(Collected data)
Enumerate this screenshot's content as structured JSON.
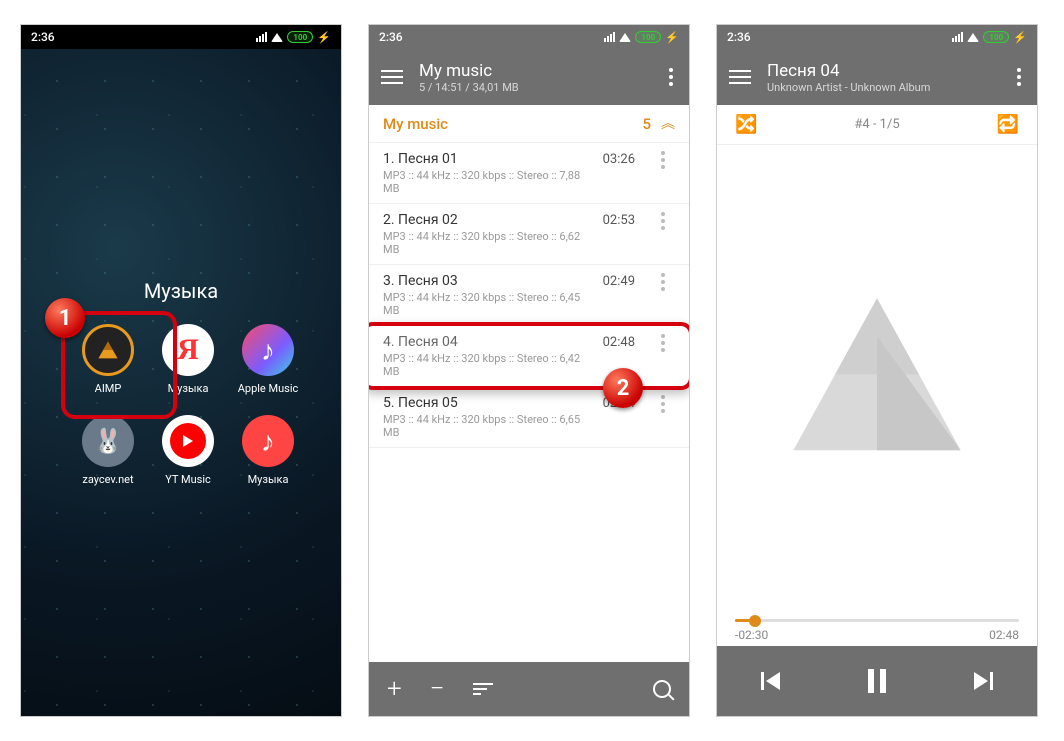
{
  "status": {
    "time": "2:36",
    "battery": "100"
  },
  "phone1": {
    "folder_title": "Музыка",
    "apps": [
      {
        "name": "AIMP",
        "icon": "aimp"
      },
      {
        "name": "Музыка",
        "icon": "yandex"
      },
      {
        "name": "Apple Music",
        "icon": "apple"
      },
      {
        "name": "zaycev.net",
        "icon": "zaycev"
      },
      {
        "name": "YT Music",
        "icon": "yt"
      },
      {
        "name": "Музыка",
        "icon": "miu"
      }
    ],
    "badge": "1"
  },
  "phone2": {
    "title": "My music",
    "subtitle": "5 / 14:51 / 34,01 MB",
    "section_name": "My music",
    "section_count": "5",
    "tracks": [
      {
        "title": "1. Песня 01",
        "meta": "MP3 :: 44 kHz :: 320 kbps :: Stereo :: 7,88 MB",
        "dur": "03:26"
      },
      {
        "title": "2. Песня 02",
        "meta": "MP3 :: 44 kHz :: 320 kbps :: Stereo :: 6,62 MB",
        "dur": "02:53"
      },
      {
        "title": "3. Песня 03",
        "meta": "MP3 :: 44 kHz :: 320 kbps :: Stereo :: 6,45 MB",
        "dur": "02:49"
      },
      {
        "title": "4. Песня 04",
        "meta": "MP3 :: 44 kHz :: 320 kbps :: Stereo :: 6,42 MB",
        "dur": "02:48"
      },
      {
        "title": "5. Песня 05",
        "meta": "MP3 :: 44 kHz :: 320 kbps :: Stereo :: 6,65 MB",
        "dur": "02:54"
      }
    ],
    "selected_index": 3,
    "badge": "2"
  },
  "phone3": {
    "title": "Песня 04",
    "subtitle": "Unknown Artist - Unknown Album",
    "queue": "#4   -   1/5",
    "elapsed_neg": "-02:30",
    "total": "02:48"
  }
}
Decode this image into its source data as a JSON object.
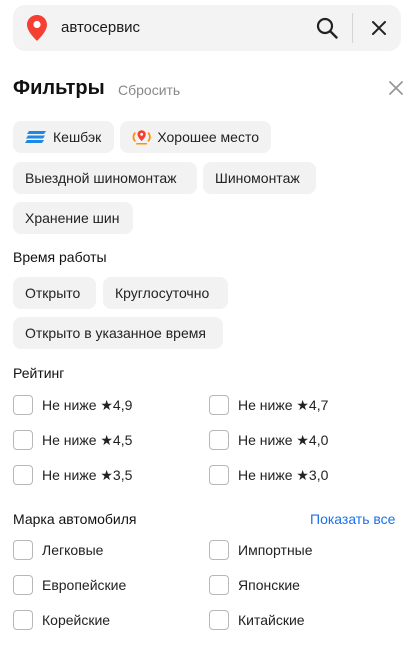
{
  "search": {
    "query": "автосервис"
  },
  "filters": {
    "title": "Фильтры",
    "reset_label": "Сбросить"
  },
  "feature_chips": {
    "cashback": "Кешбэк",
    "good_place": "Хорошее место",
    "mobile_tire": "Выездной шиномонтаж",
    "tire_service": "Шиномонтаж",
    "tire_storage": "Хранение шин"
  },
  "work_hours": {
    "title": "Время работы",
    "open_now": "Открыто",
    "round_clock": "Круглосуточно",
    "open_at_time": "Открыто в указанное время"
  },
  "rating": {
    "title": "Рейтинг",
    "options": [
      "Не ниже ★4,9",
      "Не ниже ★4,7",
      "Не ниже ★4,5",
      "Не ниже ★4,0",
      "Не ниже ★3,5",
      "Не ниже ★3,0"
    ]
  },
  "car_brand": {
    "title": "Марка автомобиля",
    "show_all": "Показать все",
    "options": [
      "Легковые",
      "Импортные",
      "Европейские",
      "Японские",
      "Корейские",
      "Китайские"
    ]
  },
  "colors": {
    "accent_link": "#1a73e8",
    "pin": "#f43f32",
    "cashback": "#1e88e5",
    "good_place": "#ff9100"
  },
  "icons": [
    "map-pin-icon",
    "search-icon",
    "close-icon",
    "cashback-icon",
    "good-place-icon"
  ]
}
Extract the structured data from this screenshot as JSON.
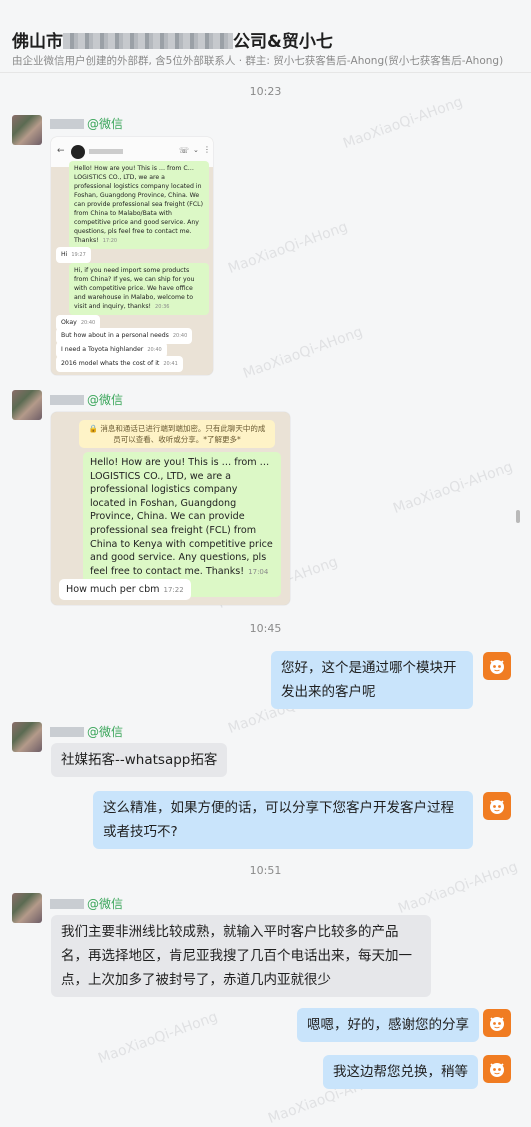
{
  "header": {
    "title_prefix": "佛山市",
    "title_suffix": "公司&贸小七",
    "subtitle": "由企业微信用户创建的外部群, 含5位外部联系人 · 群主: 贸小七获客售后-Ahong(贸小七获客售后-Ahong)"
  },
  "watermark": "MaoXiaoQi-AHong",
  "timestamps": [
    "10:23",
    "10:45",
    "10:51"
  ],
  "sender_tag": "@微信",
  "shot1": {
    "msg1": "Hello! How are you! This is … from C… LOGISTICS CO., LTD, we are a professional logistics company located in Foshan, Guangdong Province, China. We can provide professional sea freight (FCL) from China to Malabo/Bata with competitive price and good service. Any questions, pls feel free to contact me. Thanks!",
    "msg1_time": "17:20",
    "msg2": "Hi",
    "msg2_time": "19:27",
    "msg3": "Hi, if you need import some products from China? If yes, we can ship for you with competitive price. We have office and warehouse in Malabo, welcome to visit and inquiry, thanks!",
    "msg3_time": "20:36",
    "msg4": "Okay",
    "msg4_time": "20:40",
    "msg5": "But how about in a personal needs",
    "msg5_time": "20:40",
    "msg6": "I need a Toyota highlander",
    "msg6_time": "20:40",
    "msg7": "2016 model whats the cost of it",
    "msg7_time": "20:41"
  },
  "shot2": {
    "notice": "消息和通话已进行端到端加密。只有此聊天中的成员可以查看、收听或分享。*了解更多*",
    "msg1": "Hello! How are you! This is … from … LOGISTICS CO., LTD, we are a professional logistics company  located in Foshan, Guangdong Province, China. We can provide professional sea freight (FCL) from China to Kenya with competitive price and good service. Any questions, pls feel free to contact me. Thanks!",
    "msg1_time": "17:04",
    "msg2": "How much per cbm",
    "msg2_time": "17:22"
  },
  "messages": {
    "q1": "您好，这个是通过哪个模块开发出来的客户呢",
    "a1": "社媒拓客--whatsapp拓客",
    "q2": "这么精准，如果方便的话，可以分享下您客户开发客户过程或者技巧不?",
    "a2": "我们主要非洲线比较成熟，就输入平时客户比较多的产品名，再选择地区，肯尼亚我搜了几百个电话出来，每天加一点，上次加多了被封号了，赤道几内亚就很少",
    "q3": "嗯嗯，好的，感谢您的分享",
    "q4": "我这边帮您兑换，稍等"
  },
  "colors": {
    "right_bubble": "#c9e4fb",
    "left_bubble": "#e6e7ea",
    "wechat_green": "#3aa55a",
    "agent_avatar": "#f07c22"
  }
}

▸ To do
Find the lines containing "LOGISTICS" and pull them out.

▸ Task result
    "msg1": "Hello! How are you! This is … from C… LOGISTICS CO., LTD, we are a professional logistics company located in Foshan, Guangdong Province, China. We can provide professional sea freight (FCL) from China to Malabo/Bata with competitive price and good service. Any questions, pls feel free to contact me. Thanks!",
    "msg1": "Hello! How are you! This is … from … LOGISTICS CO., LTD, we are a professional logistics company  located in Foshan, Guangdong Province, China. We can provide professional sea freight (FCL) from China to Kenya with competitive price and good service. Any questions, pls feel free to contact me. Thanks!",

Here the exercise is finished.